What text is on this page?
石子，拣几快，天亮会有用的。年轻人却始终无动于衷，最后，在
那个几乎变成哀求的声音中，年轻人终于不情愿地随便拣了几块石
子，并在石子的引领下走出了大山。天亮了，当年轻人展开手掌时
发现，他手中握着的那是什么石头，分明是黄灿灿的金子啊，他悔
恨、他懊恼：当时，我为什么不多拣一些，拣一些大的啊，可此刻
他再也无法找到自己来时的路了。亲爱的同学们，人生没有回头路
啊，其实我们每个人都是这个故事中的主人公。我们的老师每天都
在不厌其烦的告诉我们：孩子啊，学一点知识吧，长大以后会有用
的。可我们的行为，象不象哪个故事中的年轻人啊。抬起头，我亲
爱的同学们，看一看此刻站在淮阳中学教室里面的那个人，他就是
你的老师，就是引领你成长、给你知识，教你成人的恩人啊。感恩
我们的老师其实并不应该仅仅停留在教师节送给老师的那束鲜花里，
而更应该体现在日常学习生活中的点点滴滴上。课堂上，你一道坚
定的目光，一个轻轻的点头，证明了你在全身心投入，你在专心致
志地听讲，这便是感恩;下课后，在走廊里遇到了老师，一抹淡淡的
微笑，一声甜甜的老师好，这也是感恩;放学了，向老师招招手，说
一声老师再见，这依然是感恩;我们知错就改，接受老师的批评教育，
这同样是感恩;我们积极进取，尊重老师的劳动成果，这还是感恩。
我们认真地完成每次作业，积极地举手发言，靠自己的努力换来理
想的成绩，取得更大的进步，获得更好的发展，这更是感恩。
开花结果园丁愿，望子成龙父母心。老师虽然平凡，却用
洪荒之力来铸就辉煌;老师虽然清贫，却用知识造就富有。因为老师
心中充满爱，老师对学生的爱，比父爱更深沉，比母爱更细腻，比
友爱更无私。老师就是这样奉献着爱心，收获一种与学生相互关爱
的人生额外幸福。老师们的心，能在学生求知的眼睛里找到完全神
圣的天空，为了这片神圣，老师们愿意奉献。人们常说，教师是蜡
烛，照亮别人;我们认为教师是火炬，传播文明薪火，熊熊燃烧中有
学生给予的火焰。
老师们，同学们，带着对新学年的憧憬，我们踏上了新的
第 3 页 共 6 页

[Work required] Output the listing above without altering a single character.

[Written reply]
What text is on this page?
石子，拣几快，天亮会有用的。年轻人却始终无动于衷，最后，在
那个几乎变成哀求的声音中，年轻人终于不情愿地随便拣了几块石
子，并在石子的引领下走出了大山。天亮了，当年轻人展开手掌时
发现，他手中握着的那是什么石头，分明是黄灿灿的金子啊，他悔
恨、他懊恼：当时，我为什么不多拣一些，拣一些大的啊，可此刻
他再也无法找到自己来时的路了。亲爱的同学们，人生没有回头路
啊，其实我们每个人都是这个故事中的主人公。我们的老师每天都
在不厌其烦的告诉我们：孩子啊，学一点知识吧，长大以后会有用
的。可我们的行为，象不象哪个故事中的年轻人啊。抬起头，我亲
爱的同学们，看一看此刻站在淮阳中学教室里面的那个人，他就是
你的老师，就是引领你成长、给你知识，教你成人的恩人啊。感恩
我们的老师其实并不应该仅仅停留在教师节送给老师的那束鲜花里，
而更应该体现在日常学习生活中的点点滴滴上。课堂上，你一道坚
定的目光，一个轻轻的点头，证明了你在全身心投入，你在专心致
志地听讲，这便是感恩;下课后，在走廊里遇到了老师，一抹淡淡的
微笑，一声甜甜的老师好，这也是感恩;放学了，向老师招招手，说
一声老师再见，这依然是感恩;我们知错就改，接受老师的批评教育，
这同样是感恩;我们积极进取，尊重老师的劳动成果，这还是感恩。
我们认真地完成每次作业，积极地举手发言，靠自己的努力换来理
想的成绩，取得更大的进步，获得更好的发展，这更是感恩。
开花结果园丁愿，望子成龙父母心。老师虽然平凡，却用
洪荒之力来铸就辉煌;老师虽然清贫，却用知识造就富有。因为老师
心中充满爱，老师对学生的爱，比父爱更深沉，比母爱更细腻，比
友爱更无私。老师就是这样奉献着爱心，收获一种与学生相互关爱
的人生额外幸福。老师们的心，能在学生求知的眼睛里找到完全神
圣的天空，为了这片神圣，老师们愿意奉献。人们常说，教师是蜡
烛，照亮别人;我们认为教师是火炬，传播文明薪火，熊熊燃烧中有
学生给予的火焰。
老师们，同学们，带着对新学年的憧憬，我们踏上了新的
第 3 页 共 6 页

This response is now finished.